**WRITTEN REQUEST:** Check every line of the material below for the string "JSON", and return the ones that have it.

**RECORDS TO PROCESS:**

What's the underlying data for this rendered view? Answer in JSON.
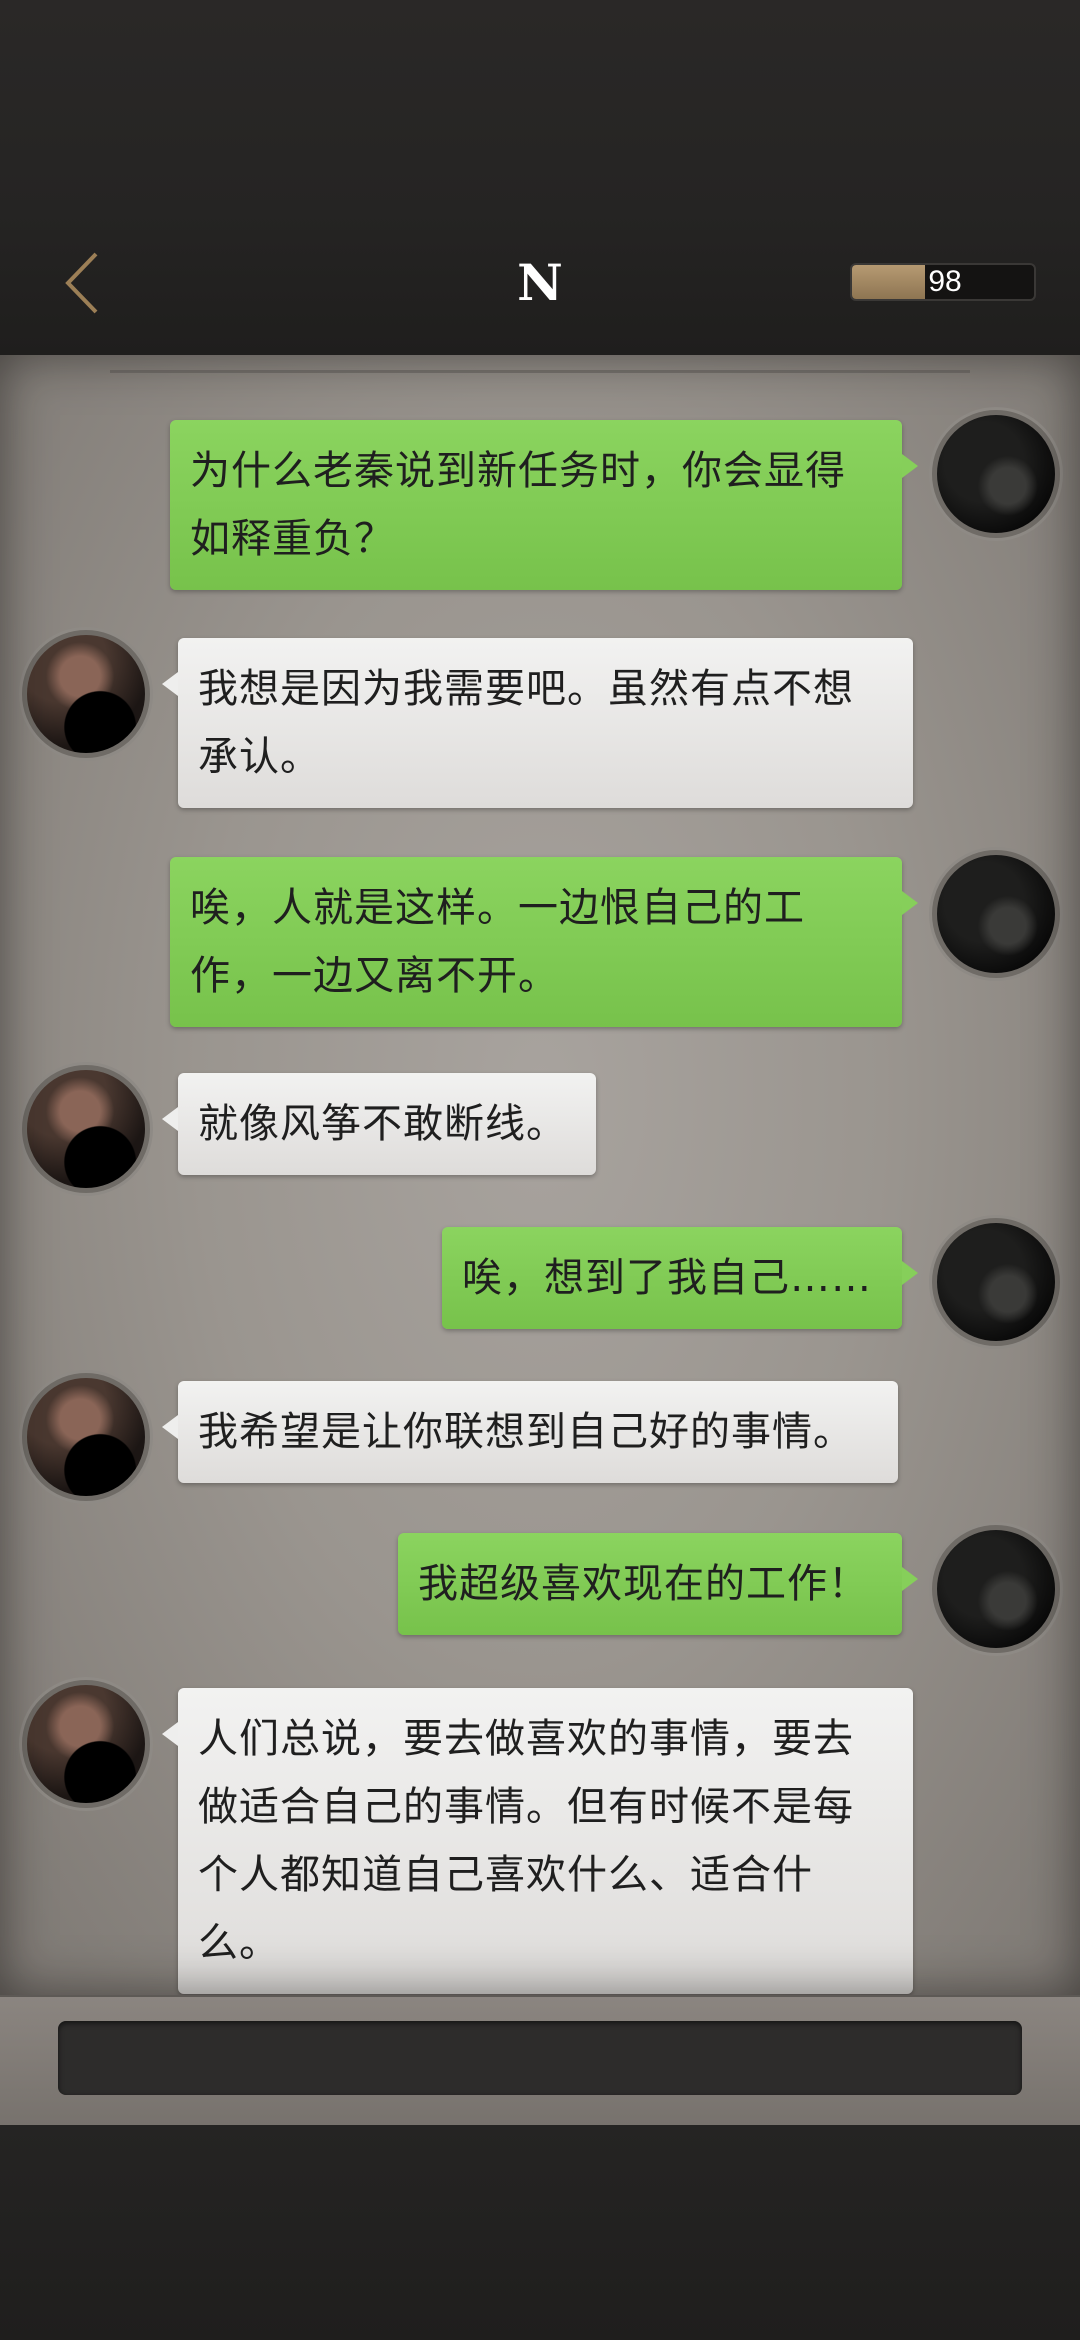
{
  "header": {
    "title": "N",
    "energy_value": "98",
    "energy_fraction": 0.4
  },
  "input": {
    "value": ""
  },
  "messages": [
    {
      "side": "out",
      "text": "为什么老秦说到新任务时，你会显得\n如释重负？"
    },
    {
      "side": "in",
      "text": "我想是因为我需要吧。虽然有点不想\n承认。"
    },
    {
      "side": "out",
      "text": "唉，人就是这样。一边恨自己的工\n作，一边又离不开。"
    },
    {
      "side": "in",
      "text": "就像风筝不敢断线。"
    },
    {
      "side": "out",
      "text": "唉，想到了我自己……"
    },
    {
      "side": "in",
      "text": "我希望是让你联想到自己好的事情。"
    },
    {
      "side": "out",
      "text": "我超级喜欢现在的工作！"
    },
    {
      "side": "in",
      "text": "人们总说，要去做喜欢的事情，要去\n做适合自己的事情。但有时候不是每\n个人都知道自己喜欢什么、适合什\n么。"
    }
  ],
  "colors": {
    "outgoing_bubble": "#80cb55",
    "incoming_bubble": "#e9e8e6",
    "energy_bar": "#a88b63",
    "back_chevron": "#9c7f56"
  }
}
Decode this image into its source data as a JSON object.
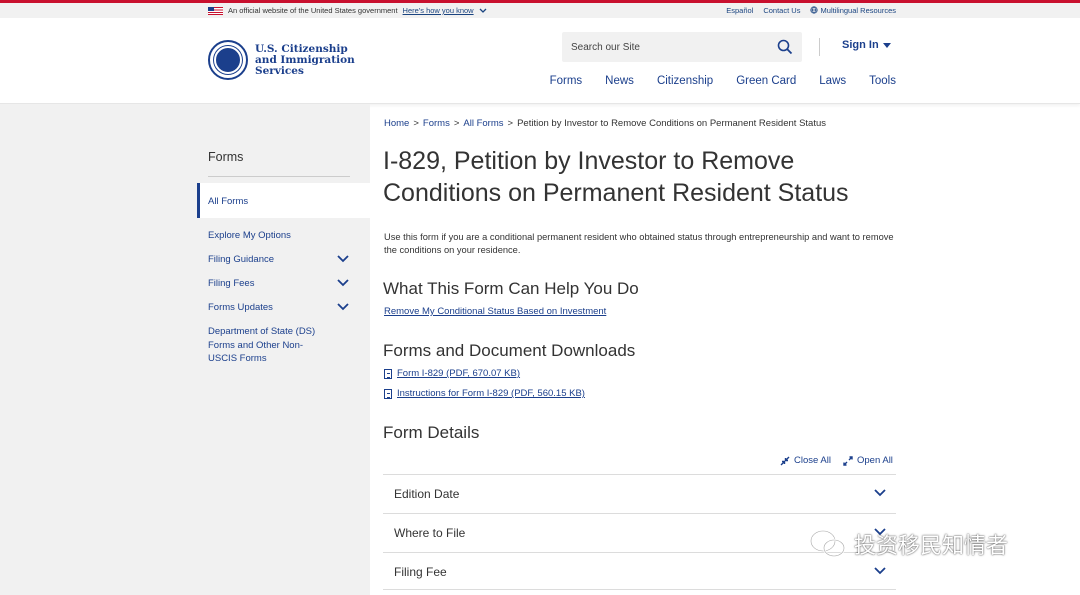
{
  "gov_banner": {
    "official_text": "An official website of the United States government",
    "how_you_know": "Here's how you know",
    "espanol": "Español",
    "contact": "Contact Us",
    "multilingual": "Multilingual Resources"
  },
  "header": {
    "logo_line1": "U.S. Citizenship",
    "logo_line2": "and Immigration",
    "logo_line3": "Services",
    "search_placeholder": "Search our Site",
    "sign_in": "Sign In",
    "nav": [
      "Forms",
      "News",
      "Citizenship",
      "Green Card",
      "Laws",
      "Tools"
    ]
  },
  "sidebar": {
    "title": "Forms",
    "active_item": "All Forms",
    "items": [
      "Explore My Options",
      "Filing Guidance",
      "Filing Fees",
      "Forms Updates",
      "Department of State (DS) Forms and Other Non-USCIS Forms"
    ]
  },
  "breadcrumb": [
    "Home",
    ">",
    "Forms",
    ">",
    "All Forms",
    ">",
    "Petition by Investor to Remove Conditions on Permanent Resident Status"
  ],
  "main": {
    "title": "I-829, Petition by Investor to Remove Conditions on Permanent Resident Status",
    "intro": "Use this form if you are a conditional permanent resident who obtained status through entrepreneurship and want to remove the conditions on your residence.",
    "help_heading": "What This Form Can Help You Do",
    "help_link": "Remove My Conditional Status Based on Investment",
    "downloads_heading": "Forms and Document Downloads",
    "downloads": [
      "Form I-829 (PDF, 670.07 KB)",
      "Instructions for Form I-829 (PDF, 560.15 KB)"
    ],
    "details_heading": "Form Details",
    "close_all": "Close All",
    "open_all": "Open All",
    "accordions": [
      "Edition Date",
      "Where to File",
      "Filing Fee"
    ]
  },
  "watermark": "投资移民知情者",
  "colors": {
    "brand_blue": "#1b3f8c",
    "banner_red": "#c8102e",
    "sidebar_bg": "#f1f1f1"
  }
}
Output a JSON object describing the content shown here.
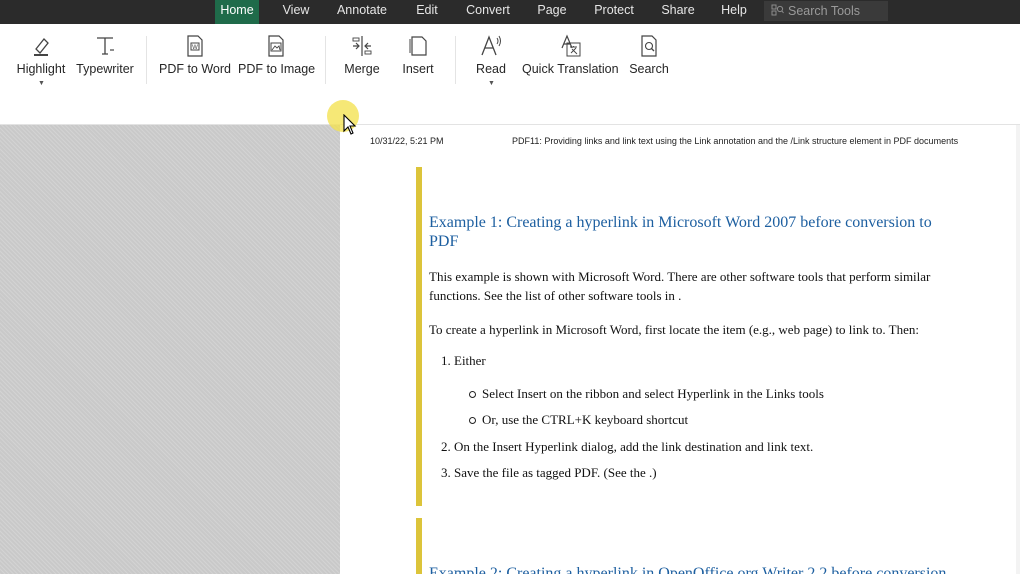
{
  "menubar": {
    "items": [
      {
        "label": "Home",
        "active": true
      },
      {
        "label": "View"
      },
      {
        "label": "Annotate"
      },
      {
        "label": "Edit"
      },
      {
        "label": "Convert"
      },
      {
        "label": "Page"
      },
      {
        "label": "Protect"
      },
      {
        "label": "Share"
      },
      {
        "label": "Help"
      }
    ],
    "search_placeholder": "Search Tools"
  },
  "ribbon": {
    "tools": [
      {
        "label": "Highlight",
        "icon": "highlighter-icon",
        "has_dropdown": true
      },
      {
        "label": "Typewriter",
        "icon": "typewriter-icon"
      },
      {
        "label": "PDF to Word",
        "icon": "pdf-to-word-icon"
      },
      {
        "label": "PDF to Image",
        "icon": "pdf-to-image-icon"
      },
      {
        "label": "Merge",
        "icon": "merge-icon"
      },
      {
        "label": "Insert",
        "icon": "insert-page-icon"
      },
      {
        "label": "Read",
        "icon": "read-aloud-icon",
        "has_dropdown": true
      },
      {
        "label": "Quick Translation",
        "icon": "translate-icon"
      },
      {
        "label": "Search",
        "icon": "search-document-icon"
      }
    ]
  },
  "colors": {
    "menubar_bg": "#2b2b2b",
    "active_tab": "#1f6b4a",
    "heading_link": "#1d5fa0",
    "accent_bar": "#dcc43a",
    "cursor_halo": "#f4e250"
  },
  "document": {
    "header_left": "10/31/22, 5:21 PM",
    "header_right": "PDF11: Providing links and link text using the Link annotation and the /Link structure element in PDF documents",
    "example1": {
      "heading": "Example 1: Creating a hyperlink in Microsoft Word 2007 before conversion to PDF",
      "para1": "This example is shown with Microsoft Word. There are other software tools that perform similar functions. See the list of other software tools in .",
      "para2": "To create a hyperlink in Microsoft Word, first locate the item (e.g., web page) to link to. Then:",
      "steps": [
        "1. Either",
        "2. On the Insert Hyperlink dialog, add the link destination and link text.",
        "3. Save the file as tagged PDF. (See the .)"
      ],
      "substeps": [
        "Select Insert on the ribbon and select Hyperlink in the Links tools",
        "Or, use the CTRL+K keyboard shortcut"
      ]
    },
    "example2": {
      "heading": "Example 2: Creating a hyperlink in OpenOffice.org Writer 2.2 before conversion"
    }
  }
}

**RESPONSE TO THIS TASK:**
What's the underlying data for this rendered view? Answer in JSON.
Decode this image into its source data as a JSON object.
Output a JSON object describing the content shown here.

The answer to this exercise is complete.